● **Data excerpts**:
━━━━━━

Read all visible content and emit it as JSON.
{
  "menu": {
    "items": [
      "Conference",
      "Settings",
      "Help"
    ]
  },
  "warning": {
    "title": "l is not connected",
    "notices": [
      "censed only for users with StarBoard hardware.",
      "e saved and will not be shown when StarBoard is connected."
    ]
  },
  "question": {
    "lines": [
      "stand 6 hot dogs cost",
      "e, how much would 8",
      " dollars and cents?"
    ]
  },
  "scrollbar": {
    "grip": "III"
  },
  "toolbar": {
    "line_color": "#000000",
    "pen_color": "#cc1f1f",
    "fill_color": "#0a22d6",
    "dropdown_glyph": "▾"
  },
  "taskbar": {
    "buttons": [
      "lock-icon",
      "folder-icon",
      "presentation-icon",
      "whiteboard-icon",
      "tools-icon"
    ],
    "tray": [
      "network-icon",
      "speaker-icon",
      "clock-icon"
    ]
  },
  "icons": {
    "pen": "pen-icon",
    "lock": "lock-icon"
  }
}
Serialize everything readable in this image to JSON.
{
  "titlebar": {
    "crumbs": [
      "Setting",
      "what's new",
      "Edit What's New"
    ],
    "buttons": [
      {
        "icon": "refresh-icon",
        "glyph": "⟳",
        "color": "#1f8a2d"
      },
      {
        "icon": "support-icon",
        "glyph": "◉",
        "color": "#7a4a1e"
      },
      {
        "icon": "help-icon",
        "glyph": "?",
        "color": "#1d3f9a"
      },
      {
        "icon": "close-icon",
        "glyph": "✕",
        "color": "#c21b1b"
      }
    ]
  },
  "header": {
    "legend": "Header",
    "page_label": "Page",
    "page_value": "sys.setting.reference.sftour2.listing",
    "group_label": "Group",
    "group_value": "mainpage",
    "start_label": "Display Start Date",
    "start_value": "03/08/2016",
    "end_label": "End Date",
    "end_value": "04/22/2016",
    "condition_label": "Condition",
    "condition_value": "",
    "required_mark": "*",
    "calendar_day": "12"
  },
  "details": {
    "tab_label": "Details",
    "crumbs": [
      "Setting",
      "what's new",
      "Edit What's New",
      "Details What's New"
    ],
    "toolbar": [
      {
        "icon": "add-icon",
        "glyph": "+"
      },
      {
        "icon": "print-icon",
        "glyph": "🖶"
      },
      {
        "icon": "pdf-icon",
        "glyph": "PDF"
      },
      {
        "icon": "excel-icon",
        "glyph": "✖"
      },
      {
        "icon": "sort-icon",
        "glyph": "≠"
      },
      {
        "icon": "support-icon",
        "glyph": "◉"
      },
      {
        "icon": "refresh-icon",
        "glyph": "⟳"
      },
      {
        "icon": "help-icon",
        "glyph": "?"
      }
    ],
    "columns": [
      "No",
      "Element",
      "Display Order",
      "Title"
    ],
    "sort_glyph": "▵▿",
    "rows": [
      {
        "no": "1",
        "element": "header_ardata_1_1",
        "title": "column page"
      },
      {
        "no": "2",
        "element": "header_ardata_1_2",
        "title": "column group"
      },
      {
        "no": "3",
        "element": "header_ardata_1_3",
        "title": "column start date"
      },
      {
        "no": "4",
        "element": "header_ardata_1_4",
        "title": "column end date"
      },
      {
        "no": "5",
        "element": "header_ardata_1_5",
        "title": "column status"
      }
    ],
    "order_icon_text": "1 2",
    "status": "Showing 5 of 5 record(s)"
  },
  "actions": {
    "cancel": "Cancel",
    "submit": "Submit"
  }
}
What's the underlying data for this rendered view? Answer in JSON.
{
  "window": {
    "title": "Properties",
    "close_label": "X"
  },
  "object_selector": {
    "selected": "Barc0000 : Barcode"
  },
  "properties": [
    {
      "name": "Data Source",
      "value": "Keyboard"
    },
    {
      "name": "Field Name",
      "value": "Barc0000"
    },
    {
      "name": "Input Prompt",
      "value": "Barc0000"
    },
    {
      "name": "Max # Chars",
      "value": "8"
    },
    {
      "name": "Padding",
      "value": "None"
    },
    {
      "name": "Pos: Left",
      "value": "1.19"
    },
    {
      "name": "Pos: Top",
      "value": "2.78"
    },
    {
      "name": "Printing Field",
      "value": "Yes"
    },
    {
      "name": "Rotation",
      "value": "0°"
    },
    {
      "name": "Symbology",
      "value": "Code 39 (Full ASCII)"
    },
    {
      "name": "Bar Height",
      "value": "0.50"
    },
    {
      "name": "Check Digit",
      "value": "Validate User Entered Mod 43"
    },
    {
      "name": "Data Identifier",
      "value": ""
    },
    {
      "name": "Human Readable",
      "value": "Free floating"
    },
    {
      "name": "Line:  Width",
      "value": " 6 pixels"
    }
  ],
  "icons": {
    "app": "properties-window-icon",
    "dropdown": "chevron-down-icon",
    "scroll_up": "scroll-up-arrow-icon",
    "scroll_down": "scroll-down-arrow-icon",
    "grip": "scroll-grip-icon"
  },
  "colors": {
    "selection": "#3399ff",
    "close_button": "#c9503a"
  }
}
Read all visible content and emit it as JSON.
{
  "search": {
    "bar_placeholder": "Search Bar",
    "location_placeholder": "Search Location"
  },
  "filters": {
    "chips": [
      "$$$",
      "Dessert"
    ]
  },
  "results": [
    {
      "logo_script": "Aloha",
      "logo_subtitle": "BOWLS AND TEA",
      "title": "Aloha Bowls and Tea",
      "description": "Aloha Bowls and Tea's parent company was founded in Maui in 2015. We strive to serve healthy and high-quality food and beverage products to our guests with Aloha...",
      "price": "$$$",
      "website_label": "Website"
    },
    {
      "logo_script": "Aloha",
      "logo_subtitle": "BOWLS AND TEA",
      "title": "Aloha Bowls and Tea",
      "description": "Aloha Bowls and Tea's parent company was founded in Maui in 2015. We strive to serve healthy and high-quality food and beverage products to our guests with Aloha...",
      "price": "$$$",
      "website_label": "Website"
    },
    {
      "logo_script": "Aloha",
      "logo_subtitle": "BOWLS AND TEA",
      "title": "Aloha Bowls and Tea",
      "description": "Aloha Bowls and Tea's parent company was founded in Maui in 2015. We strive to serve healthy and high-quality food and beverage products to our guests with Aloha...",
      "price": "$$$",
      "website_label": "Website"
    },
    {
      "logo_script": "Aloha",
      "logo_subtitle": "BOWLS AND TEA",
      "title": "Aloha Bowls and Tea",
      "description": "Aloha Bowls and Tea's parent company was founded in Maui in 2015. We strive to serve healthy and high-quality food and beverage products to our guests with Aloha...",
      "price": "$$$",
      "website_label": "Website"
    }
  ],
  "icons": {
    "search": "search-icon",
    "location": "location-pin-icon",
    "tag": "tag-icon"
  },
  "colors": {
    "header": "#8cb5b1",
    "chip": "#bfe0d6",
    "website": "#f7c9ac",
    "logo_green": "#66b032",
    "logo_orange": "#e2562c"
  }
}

━━━━━━

● **EXERCISE OBJECTIVE**:
Return all of the entries exactly as written.

● **TASK RESULT**:
Read all visible content and emit it as JSON.
{
  "menu": {
    "items": [
      "Conference",
      "Settings",
      "Help"
    ]
  },
  "warning": {
    "title": "l is not connected",
    "notices": [
      "censed only for users with StarBoard hardware.",
      "e saved and will not be shown when StarBoard is connected."
    ]
  },
  "question": {
    "lines": [
      "stand 6 hot dogs cost",
      "e, how much would 8",
      " dollars and cents?"
    ]
  },
  "scrollbar": {
    "grip": "III"
  },
  "toolbar": {
    "line_color": "#000000",
    "pen_color": "#cc1f1f",
    "fill_color": "#0a22d6",
    "dropdown_glyph": "▾"
  },
  "taskbar": {
    "buttons": [
      "lock-icon",
      "folder-icon",
      "presentation-icon",
      "whiteboard-icon",
      "tools-icon"
    ],
    "tray": [
      "network-icon",
      "speaker-icon",
      "clock-icon"
    ]
  },
  "icons": {
    "pen": "pen-icon",
    "lock": "lock-icon"
  }
}
Serialize everything readable in this image to JSON.
{
  "titlebar": {
    "crumbs": [
      "Setting",
      "what's new",
      "Edit What's New"
    ],
    "buttons": [
      {
        "icon": "refresh-icon",
        "glyph": "⟳",
        "color": "#1f8a2d"
      },
      {
        "icon": "support-icon",
        "glyph": "◉",
        "color": "#7a4a1e"
      },
      {
        "icon": "help-icon",
        "glyph": "?",
        "color": "#1d3f9a"
      },
      {
        "icon": "close-icon",
        "glyph": "✕",
        "color": "#c21b1b"
      }
    ]
  },
  "header": {
    "legend": "Header",
    "page_label": "Page",
    "page_value": "sys.setting.reference.sftour2.listing",
    "group_label": "Group",
    "group_value": "mainpage",
    "start_label": "Display Start Date",
    "start_value": "03/08/2016",
    "end_label": "End Date",
    "end_value": "04/22/2016",
    "condition_label": "Condition",
    "condition_value": "",
    "required_mark": "*",
    "calendar_day": "12"
  },
  "details": {
    "tab_label": "Details",
    "crumbs": [
      "Setting",
      "what's new",
      "Edit What's New",
      "Details What's New"
    ],
    "toolbar": [
      {
        "icon": "add-icon",
        "glyph": "+"
      },
      {
        "icon": "print-icon",
        "glyph": "🖶"
      },
      {
        "icon": "pdf-icon",
        "glyph": "PDF"
      },
      {
        "icon": "excel-icon",
        "glyph": "✖"
      },
      {
        "icon": "sort-icon",
        "glyph": "≠"
      },
      {
        "icon": "support-icon",
        "glyph": "◉"
      },
      {
        "icon": "refresh-icon",
        "glyph": "⟳"
      },
      {
        "icon": "help-icon",
        "glyph": "?"
      }
    ],
    "columns": [
      "No",
      "Element",
      "Display Order",
      "Title"
    ],
    "sort_glyph": "▵▿",
    "rows": [
      {
        "no": "1",
        "element": "header_ardata_1_1",
        "title": "column page"
      },
      {
        "no": "2",
        "element": "header_ardata_1_2",
        "title": "column group"
      },
      {
        "no": "3",
        "element": "header_ardata_1_3",
        "title": "column start date"
      },
      {
        "no": "4",
        "element": "header_ardata_1_4",
        "title": "column end date"
      },
      {
        "no": "5",
        "element": "header_ardata_1_5",
        "title": "column status"
      }
    ],
    "order_icon_text": "1 2",
    "status": "Showing 5 of 5 record(s)"
  },
  "actions": {
    "cancel": "Cancel",
    "submit": "Submit"
  }
}
What's the underlying data for this rendered view? Answer in JSON.
{
  "window": {
    "title": "Properties",
    "close_label": "X"
  },
  "object_selector": {
    "selected": "Barc0000 : Barcode"
  },
  "properties": [
    {
      "name": "Data Source",
      "value": "Keyboard"
    },
    {
      "name": "Field Name",
      "value": "Barc0000"
    },
    {
      "name": "Input Prompt",
      "value": "Barc0000"
    },
    {
      "name": "Max # Chars",
      "value": "8"
    },
    {
      "name": "Padding",
      "value": "None"
    },
    {
      "name": "Pos: Left",
      "value": "1.19"
    },
    {
      "name": "Pos: Top",
      "value": "2.78"
    },
    {
      "name": "Printing Field",
      "value": "Yes"
    },
    {
      "name": "Rotation",
      "value": "0°"
    },
    {
      "name": "Symbology",
      "value": "Code 39 (Full ASCII)"
    },
    {
      "name": "Bar Height",
      "value": "0.50"
    },
    {
      "name": "Check Digit",
      "value": "Validate User Entered Mod 43"
    },
    {
      "name": "Data Identifier",
      "value": ""
    },
    {
      "name": "Human Readable",
      "value": "Free floating"
    },
    {
      "name": "Line:  Width",
      "value": " 6 pixels"
    }
  ],
  "icons": {
    "app": "properties-window-icon",
    "dropdown": "chevron-down-icon",
    "scroll_up": "scroll-up-arrow-icon",
    "scroll_down": "scroll-down-arrow-icon",
    "grip": "scroll-grip-icon"
  },
  "colors": {
    "selection": "#3399ff",
    "close_button": "#c9503a"
  }
}
Read all visible content and emit it as JSON.
{
  "search": {
    "bar_placeholder": "Search Bar",
    "location_placeholder": "Search Location"
  },
  "filters": {
    "chips": [
      "$$$",
      "Dessert"
    ]
  },
  "results": [
    {
      "logo_script": "Aloha",
      "logo_subtitle": "BOWLS AND TEA",
      "title": "Aloha Bowls and Tea",
      "description": "Aloha Bowls and Tea's parent company was founded in Maui in 2015. We strive to serve healthy and high-quality food and beverage products to our guests with Aloha...",
      "price": "$$$",
      "website_label": "Website"
    },
    {
      "logo_script": "Aloha",
      "logo_subtitle": "BOWLS AND TEA",
      "title": "Aloha Bowls and Tea",
      "description": "Aloha Bowls and Tea's parent company was founded in Maui in 2015. We strive to serve healthy and high-quality food and beverage products to our guests with Aloha...",
      "price": "$$$",
      "website_label": "Website"
    },
    {
      "logo_script": "Aloha",
      "logo_subtitle": "BOWLS AND TEA",
      "title": "Aloha Bowls and Tea",
      "description": "Aloha Bowls and Tea's parent company was founded in Maui in 2015. We strive to serve healthy and high-quality food and beverage products to our guests with Aloha...",
      "price": "$$$",
      "website_label": "Website"
    },
    {
      "logo_script": "Aloha",
      "logo_subtitle": "BOWLS AND TEA",
      "title": "Aloha Bowls and Tea",
      "description": "Aloha Bowls and Tea's parent company was founded in Maui in 2015. We strive to serve healthy and high-quality food and beverage products to our guests with Aloha...",
      "price": "$$$",
      "website_label": "Website"
    }
  ],
  "icons": {
    "search": "search-icon",
    "location": "location-pin-icon",
    "tag": "tag-icon"
  },
  "colors": {
    "header": "#8cb5b1",
    "chip": "#bfe0d6",
    "website": "#f7c9ac",
    "logo_green": "#66b032",
    "logo_orange": "#e2562c"
  }
}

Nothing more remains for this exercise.